AVAILABLE DATA
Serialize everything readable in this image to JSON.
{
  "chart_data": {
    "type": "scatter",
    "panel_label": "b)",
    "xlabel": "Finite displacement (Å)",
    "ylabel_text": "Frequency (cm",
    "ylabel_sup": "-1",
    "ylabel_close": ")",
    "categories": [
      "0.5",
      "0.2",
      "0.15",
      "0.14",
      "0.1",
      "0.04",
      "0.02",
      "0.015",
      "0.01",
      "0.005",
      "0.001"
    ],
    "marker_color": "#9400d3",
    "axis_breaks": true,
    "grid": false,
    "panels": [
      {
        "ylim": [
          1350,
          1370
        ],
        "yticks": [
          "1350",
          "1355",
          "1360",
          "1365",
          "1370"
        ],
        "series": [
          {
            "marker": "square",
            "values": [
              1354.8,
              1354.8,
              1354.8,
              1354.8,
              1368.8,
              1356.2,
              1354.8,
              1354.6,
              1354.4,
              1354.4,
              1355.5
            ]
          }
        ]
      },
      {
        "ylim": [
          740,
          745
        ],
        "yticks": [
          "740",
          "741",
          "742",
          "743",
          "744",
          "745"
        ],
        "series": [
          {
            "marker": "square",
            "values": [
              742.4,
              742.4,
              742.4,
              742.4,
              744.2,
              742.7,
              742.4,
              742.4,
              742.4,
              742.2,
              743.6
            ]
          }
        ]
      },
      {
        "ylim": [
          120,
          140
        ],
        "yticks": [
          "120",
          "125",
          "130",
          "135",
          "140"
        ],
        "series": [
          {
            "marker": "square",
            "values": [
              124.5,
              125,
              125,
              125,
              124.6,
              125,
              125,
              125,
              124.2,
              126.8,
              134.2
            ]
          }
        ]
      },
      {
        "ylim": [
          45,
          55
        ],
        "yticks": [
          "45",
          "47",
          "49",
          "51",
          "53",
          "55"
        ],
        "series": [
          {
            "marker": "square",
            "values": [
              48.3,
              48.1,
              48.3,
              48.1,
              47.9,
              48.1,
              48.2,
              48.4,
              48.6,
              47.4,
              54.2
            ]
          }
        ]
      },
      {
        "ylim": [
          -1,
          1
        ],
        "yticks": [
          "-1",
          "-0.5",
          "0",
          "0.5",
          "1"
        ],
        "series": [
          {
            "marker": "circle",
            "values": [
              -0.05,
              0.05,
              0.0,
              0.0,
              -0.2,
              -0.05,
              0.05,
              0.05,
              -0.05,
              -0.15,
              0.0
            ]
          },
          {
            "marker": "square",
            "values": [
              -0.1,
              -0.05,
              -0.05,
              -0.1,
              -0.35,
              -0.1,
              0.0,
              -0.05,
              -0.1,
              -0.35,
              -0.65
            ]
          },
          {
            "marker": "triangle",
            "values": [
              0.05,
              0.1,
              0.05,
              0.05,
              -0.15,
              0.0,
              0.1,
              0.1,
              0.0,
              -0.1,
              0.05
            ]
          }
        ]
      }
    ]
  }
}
* * *
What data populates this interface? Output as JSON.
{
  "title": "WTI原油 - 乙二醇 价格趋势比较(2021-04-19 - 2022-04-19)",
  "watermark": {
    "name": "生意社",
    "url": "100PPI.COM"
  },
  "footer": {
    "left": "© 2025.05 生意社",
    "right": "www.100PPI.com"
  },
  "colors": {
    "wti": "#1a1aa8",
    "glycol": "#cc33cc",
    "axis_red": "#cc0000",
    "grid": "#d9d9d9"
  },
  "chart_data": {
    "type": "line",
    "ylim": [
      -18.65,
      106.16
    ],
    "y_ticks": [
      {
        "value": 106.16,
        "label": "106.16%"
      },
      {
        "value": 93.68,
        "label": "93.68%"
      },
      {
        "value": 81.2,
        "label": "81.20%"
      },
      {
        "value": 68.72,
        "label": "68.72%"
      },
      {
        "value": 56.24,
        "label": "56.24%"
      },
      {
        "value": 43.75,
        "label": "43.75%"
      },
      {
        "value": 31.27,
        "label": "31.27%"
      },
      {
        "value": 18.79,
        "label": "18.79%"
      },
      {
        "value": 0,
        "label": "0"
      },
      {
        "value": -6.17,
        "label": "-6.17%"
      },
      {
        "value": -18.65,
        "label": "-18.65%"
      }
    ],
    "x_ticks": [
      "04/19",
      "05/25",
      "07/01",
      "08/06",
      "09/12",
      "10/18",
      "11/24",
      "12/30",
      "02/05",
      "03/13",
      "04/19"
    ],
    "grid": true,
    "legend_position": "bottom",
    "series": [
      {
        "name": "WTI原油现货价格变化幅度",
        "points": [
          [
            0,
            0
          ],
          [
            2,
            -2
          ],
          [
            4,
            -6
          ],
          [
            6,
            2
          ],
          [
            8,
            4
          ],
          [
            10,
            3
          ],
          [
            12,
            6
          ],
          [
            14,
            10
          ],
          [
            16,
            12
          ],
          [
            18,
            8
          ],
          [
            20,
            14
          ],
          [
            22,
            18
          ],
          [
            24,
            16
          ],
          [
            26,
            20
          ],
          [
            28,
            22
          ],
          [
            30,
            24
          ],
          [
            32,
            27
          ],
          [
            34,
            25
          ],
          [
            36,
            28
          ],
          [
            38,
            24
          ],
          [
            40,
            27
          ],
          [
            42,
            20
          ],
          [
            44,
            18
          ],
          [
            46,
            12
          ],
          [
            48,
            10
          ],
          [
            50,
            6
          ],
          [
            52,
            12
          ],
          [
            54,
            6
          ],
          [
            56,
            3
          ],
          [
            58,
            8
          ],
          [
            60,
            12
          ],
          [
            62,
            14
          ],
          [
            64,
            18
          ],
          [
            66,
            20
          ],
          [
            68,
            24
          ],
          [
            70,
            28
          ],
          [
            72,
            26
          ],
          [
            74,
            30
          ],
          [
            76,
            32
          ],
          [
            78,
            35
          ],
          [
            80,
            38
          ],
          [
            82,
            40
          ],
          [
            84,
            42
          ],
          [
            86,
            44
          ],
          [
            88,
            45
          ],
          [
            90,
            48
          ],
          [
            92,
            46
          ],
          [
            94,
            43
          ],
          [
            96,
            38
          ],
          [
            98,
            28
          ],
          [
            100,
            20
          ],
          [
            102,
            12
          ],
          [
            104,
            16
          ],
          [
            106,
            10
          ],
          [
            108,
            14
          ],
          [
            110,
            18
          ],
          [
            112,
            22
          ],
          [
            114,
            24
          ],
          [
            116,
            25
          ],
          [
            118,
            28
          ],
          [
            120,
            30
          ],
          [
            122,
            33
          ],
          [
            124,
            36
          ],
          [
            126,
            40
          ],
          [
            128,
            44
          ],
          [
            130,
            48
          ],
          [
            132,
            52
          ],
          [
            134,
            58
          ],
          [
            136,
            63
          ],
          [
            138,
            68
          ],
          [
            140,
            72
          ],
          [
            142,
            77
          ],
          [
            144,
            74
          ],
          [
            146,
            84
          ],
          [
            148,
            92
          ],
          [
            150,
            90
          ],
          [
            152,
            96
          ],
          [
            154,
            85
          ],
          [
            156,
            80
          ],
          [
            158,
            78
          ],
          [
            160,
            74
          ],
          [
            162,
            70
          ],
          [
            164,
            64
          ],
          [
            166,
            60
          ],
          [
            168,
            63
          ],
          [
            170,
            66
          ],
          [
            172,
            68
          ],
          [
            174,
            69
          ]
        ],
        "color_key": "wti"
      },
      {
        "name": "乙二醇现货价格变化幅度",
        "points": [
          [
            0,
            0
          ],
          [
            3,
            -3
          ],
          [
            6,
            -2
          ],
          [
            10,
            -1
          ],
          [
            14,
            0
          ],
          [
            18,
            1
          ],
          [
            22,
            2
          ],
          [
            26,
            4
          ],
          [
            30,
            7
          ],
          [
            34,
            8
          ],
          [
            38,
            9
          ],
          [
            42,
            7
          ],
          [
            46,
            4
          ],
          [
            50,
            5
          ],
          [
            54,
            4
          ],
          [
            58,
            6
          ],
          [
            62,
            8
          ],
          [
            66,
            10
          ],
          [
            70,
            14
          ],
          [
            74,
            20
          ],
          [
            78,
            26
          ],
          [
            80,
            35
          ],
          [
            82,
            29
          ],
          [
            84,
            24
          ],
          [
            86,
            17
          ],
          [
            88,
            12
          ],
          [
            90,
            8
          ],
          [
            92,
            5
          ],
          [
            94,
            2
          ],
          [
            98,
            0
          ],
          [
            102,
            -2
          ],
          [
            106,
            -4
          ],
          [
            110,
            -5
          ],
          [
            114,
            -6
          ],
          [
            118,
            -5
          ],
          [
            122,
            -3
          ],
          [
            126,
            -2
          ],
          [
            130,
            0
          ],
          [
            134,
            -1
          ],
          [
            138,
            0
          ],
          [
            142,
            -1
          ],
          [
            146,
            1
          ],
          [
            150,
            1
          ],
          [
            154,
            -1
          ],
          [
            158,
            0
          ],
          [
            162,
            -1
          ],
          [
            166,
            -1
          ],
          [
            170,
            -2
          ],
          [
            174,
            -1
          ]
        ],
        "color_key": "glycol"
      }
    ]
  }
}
==
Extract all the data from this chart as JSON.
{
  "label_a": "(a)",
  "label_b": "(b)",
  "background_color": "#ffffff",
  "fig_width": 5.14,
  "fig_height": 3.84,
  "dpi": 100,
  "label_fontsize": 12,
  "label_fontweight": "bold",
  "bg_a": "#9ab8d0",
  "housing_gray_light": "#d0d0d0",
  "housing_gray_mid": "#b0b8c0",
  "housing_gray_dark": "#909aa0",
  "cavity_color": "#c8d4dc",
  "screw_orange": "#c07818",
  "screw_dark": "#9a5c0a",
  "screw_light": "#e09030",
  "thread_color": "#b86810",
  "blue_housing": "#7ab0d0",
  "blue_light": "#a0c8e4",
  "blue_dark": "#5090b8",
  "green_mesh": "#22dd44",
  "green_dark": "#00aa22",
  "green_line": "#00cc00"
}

GOAL
Reproduce each line of the material containing the word "this".

OUTPUT
Serialize everything readable in this image to JSON.
What data populates this interface? Output as JSON.
Extract all the data from this chart as JSON.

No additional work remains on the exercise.